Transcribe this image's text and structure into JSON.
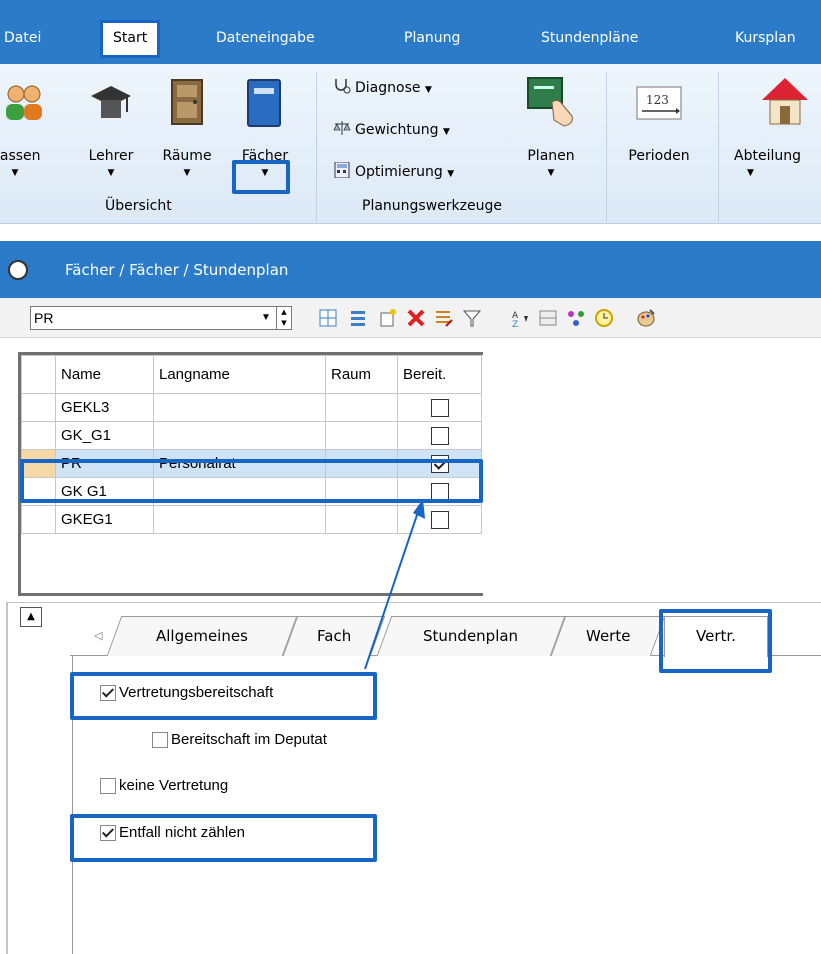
{
  "ribbon_tabs": [
    "Datei",
    "Start",
    "Dateneingabe",
    "Planung",
    "Stundenpläne",
    "Kursplan"
  ],
  "ribbon": {
    "buttons": {
      "klassen": "lassen",
      "lehrer": "Lehrer",
      "raeume": "Räume",
      "faecher": "Fächer",
      "planen": "Planen",
      "perioden": "Perioden",
      "abteilung": "Abteilung"
    },
    "tools": {
      "diagnose": "Diagnose",
      "gewichtung": "Gewichtung",
      "optimierung": "Optimierung"
    },
    "groups": {
      "uebersicht": "Übersicht",
      "planungswerkzeuge": "Planungswerkzeuge"
    },
    "perioden_icon_text": "123"
  },
  "window_title": "Fächer / Fächer / Stundenplan",
  "toolbar": {
    "combo_value": "PR"
  },
  "grid": {
    "headers": [
      "Name",
      "Langname",
      "Raum",
      "Bereit."
    ],
    "rows": [
      {
        "name": "GEKL3",
        "langname": "",
        "raum": "",
        "bereit": false
      },
      {
        "name": "GK_G1",
        "langname": "",
        "raum": "",
        "bereit": false
      },
      {
        "name": "PR",
        "langname": "Personalrat",
        "raum": "",
        "bereit": true
      },
      {
        "name": "GK G1",
        "langname": "",
        "raum": "",
        "bereit": false
      },
      {
        "name": "GKEG1",
        "langname": "",
        "raum": "",
        "bereit": false
      }
    ]
  },
  "detail_tabs": [
    "Allgemeines",
    "Fach",
    "Stundenplan",
    "Werte",
    "Vertr."
  ],
  "options": {
    "vertretungsbereitschaft": {
      "label": "Vertretungsbereitschaft",
      "checked": true
    },
    "bereitschaft_im_deputat": {
      "label": "Bereitschaft im Deputat",
      "checked": false
    },
    "keine_vertretung": {
      "label": "keine Vertretung",
      "checked": false
    },
    "entfall_nicht_zaehlen": {
      "label": "Entfall nicht zählen",
      "checked": true
    }
  },
  "colors": {
    "accent": "#2b7bc8",
    "highlight": "#1765c5",
    "selection": "#cfe3f6"
  }
}
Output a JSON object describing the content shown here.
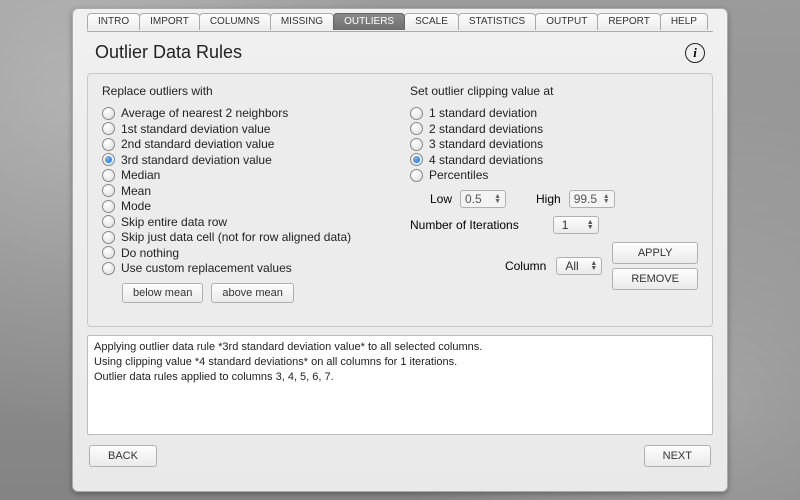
{
  "tabs": [
    "INTRO",
    "IMPORT",
    "COLUMNS",
    "MISSING",
    "OUTLIERS",
    "SCALE",
    "STATISTICS",
    "OUTPUT",
    "REPORT",
    "HELP"
  ],
  "active_tab_index": 4,
  "title": "Outlier Data Rules",
  "replace": {
    "group_label": "Replace outliers with",
    "options": [
      "Average of nearest 2 neighbors",
      "1st standard deviation value",
      "2nd standard deviation value",
      "3rd standard deviation value",
      "Median",
      "Mean",
      "Mode",
      "Skip entire data row",
      "Skip just data cell (not for row aligned data)",
      "Do nothing",
      "Use custom replacement values"
    ],
    "selected_index": 3,
    "below_mean_label": "below mean",
    "above_mean_label": "above mean"
  },
  "clipping": {
    "group_label": "Set outlier clipping value at",
    "options": [
      "1 standard deviation",
      "2 standard deviations",
      "3 standard deviations",
      "4 standard deviations",
      "Percentiles"
    ],
    "selected_index": 3,
    "low_label": "Low",
    "low_value": "0.5",
    "high_label": "High",
    "high_value": "99.5",
    "iterations_label": "Number of Iterations",
    "iterations_value": "1",
    "column_label": "Column",
    "column_value": "All",
    "apply_label": "APPLY",
    "remove_label": "REMOVE"
  },
  "log": {
    "lines": [
      "Applying outlier data rule *3rd standard deviation value* to all selected columns.",
      "Using clipping value *4 standard deviations* on all columns for 1 iterations.",
      "Outlier data rules applied to columns 3, 4, 5, 6, 7."
    ]
  },
  "footer": {
    "back_label": "BACK",
    "next_label": "NEXT"
  }
}
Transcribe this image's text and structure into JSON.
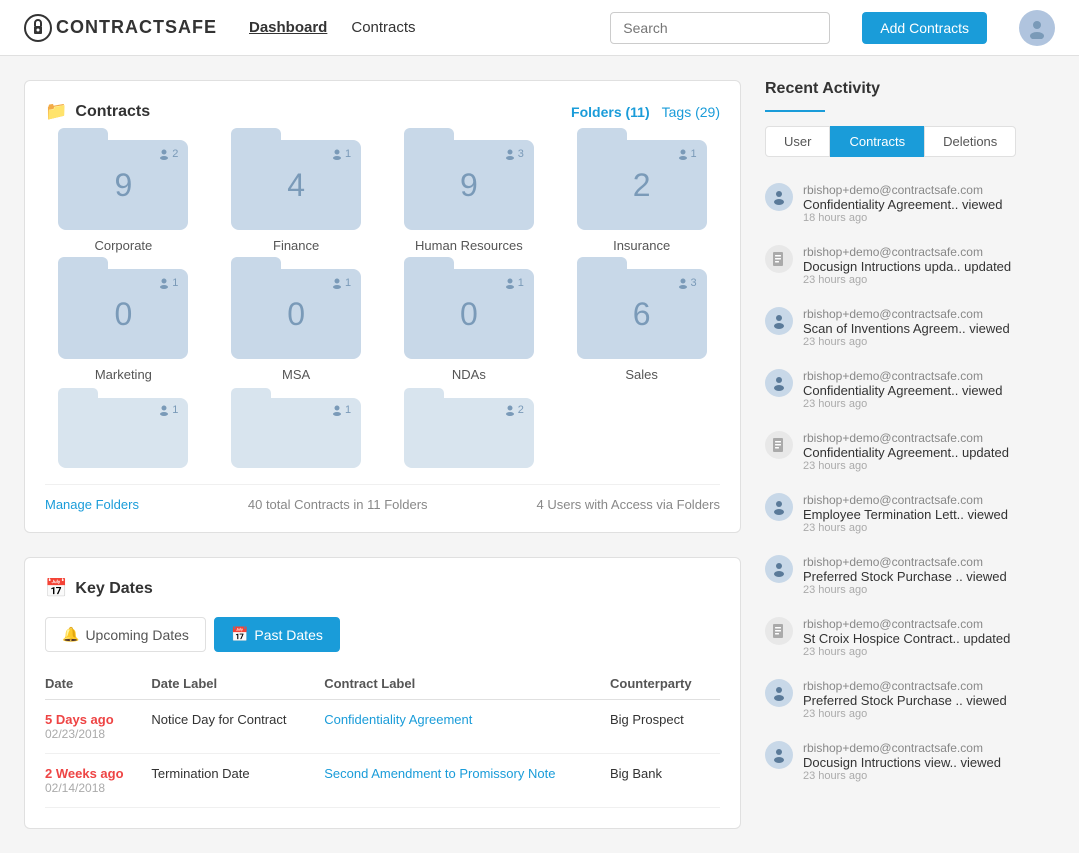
{
  "header": {
    "logo_text": "CONTRACTSAFE",
    "nav": [
      {
        "label": "Dashboard",
        "active": true
      },
      {
        "label": "Contracts",
        "active": false
      }
    ],
    "search_placeholder": "Search",
    "add_button": "Add Contracts"
  },
  "contracts_section": {
    "title": "Contracts",
    "folders_link": "Folders (11)",
    "tags_link": "Tags (29)",
    "folders": [
      {
        "name": "Corporate",
        "count": "9",
        "users": "2"
      },
      {
        "name": "Finance",
        "count": "4",
        "users": "1"
      },
      {
        "name": "Human Resources",
        "count": "9",
        "users": "3"
      },
      {
        "name": "Insurance",
        "count": "2",
        "users": "1"
      },
      {
        "name": "Marketing",
        "count": "0",
        "users": "1"
      },
      {
        "name": "MSA",
        "count": "0",
        "users": "1"
      },
      {
        "name": "NDAs",
        "count": "0",
        "users": "1"
      },
      {
        "name": "Sales",
        "count": "6",
        "users": "3"
      }
    ],
    "extra_folders": [
      {
        "users": "1"
      },
      {
        "users": "1"
      },
      {
        "users": "2"
      }
    ],
    "manage_label": "Manage Folders",
    "footer_text": "40 total Contracts in 11 Folders",
    "footer_text2": "4 Users with Access via Folders"
  },
  "key_dates_section": {
    "title": "Key Dates",
    "tab_upcoming": "Upcoming Dates",
    "tab_past": "Past Dates",
    "columns": [
      "Date",
      "Date Label",
      "Contract Label",
      "Counterparty"
    ],
    "rows": [
      {
        "ago": "5 Days ago",
        "date": "02/23/2018",
        "label": "Notice Day for Contract",
        "contract": "Confidentiality Agreement",
        "counterparty": "Big Prospect"
      },
      {
        "ago": "2 Weeks ago",
        "date": "02/14/2018",
        "label": "Termination Date",
        "contract": "Second Amendment to Promissory Note",
        "counterparty": "Big Bank"
      }
    ]
  },
  "recent_activity": {
    "title": "Recent Activity",
    "tabs": [
      "User",
      "Contracts",
      "Deletions"
    ],
    "active_tab": "Contracts",
    "items": [
      {
        "type": "person",
        "user": "rbishop+demo@contractsafe.com",
        "action": "Confidentiality Agreement.. viewed",
        "time": "18 hours ago"
      },
      {
        "type": "doc",
        "user": "rbishop+demo@contractsafe.com",
        "action": "Docusign Intructions upda.. updated",
        "time": "23 hours ago"
      },
      {
        "type": "person",
        "user": "rbishop+demo@contractsafe.com",
        "action": "Scan of Inventions Agreem.. viewed",
        "time": "23 hours ago"
      },
      {
        "type": "person",
        "user": "rbishop+demo@contractsafe.com",
        "action": "Confidentiality Agreement.. viewed",
        "time": "23 hours ago"
      },
      {
        "type": "doc",
        "user": "rbishop+demo@contractsafe.com",
        "action": "Confidentiality Agreement.. updated",
        "time": "23 hours ago"
      },
      {
        "type": "person",
        "user": "rbishop+demo@contractsafe.com",
        "action": "Employee Termination Lett.. viewed",
        "time": "23 hours ago"
      },
      {
        "type": "person",
        "user": "rbishop+demo@contractsafe.com",
        "action": "Preferred Stock Purchase .. viewed",
        "time": "23 hours ago"
      },
      {
        "type": "doc",
        "user": "rbishop+demo@contractsafe.com",
        "action": "St Croix Hospice Contract.. updated",
        "time": "23 hours ago"
      },
      {
        "type": "person",
        "user": "rbishop+demo@contractsafe.com",
        "action": "Preferred Stock Purchase .. viewed",
        "time": "23 hours ago"
      },
      {
        "type": "person",
        "user": "rbishop+demo@contractsafe.com",
        "action": "Docusign Intructions view.. viewed",
        "time": "23 hours ago"
      }
    ]
  }
}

+++++

— Challenge —
From the records given above, copy all lines containing "Termination".

— Task solution —
        "label": "Termination Date",
        "action": "Employee Termination Lett.. viewed",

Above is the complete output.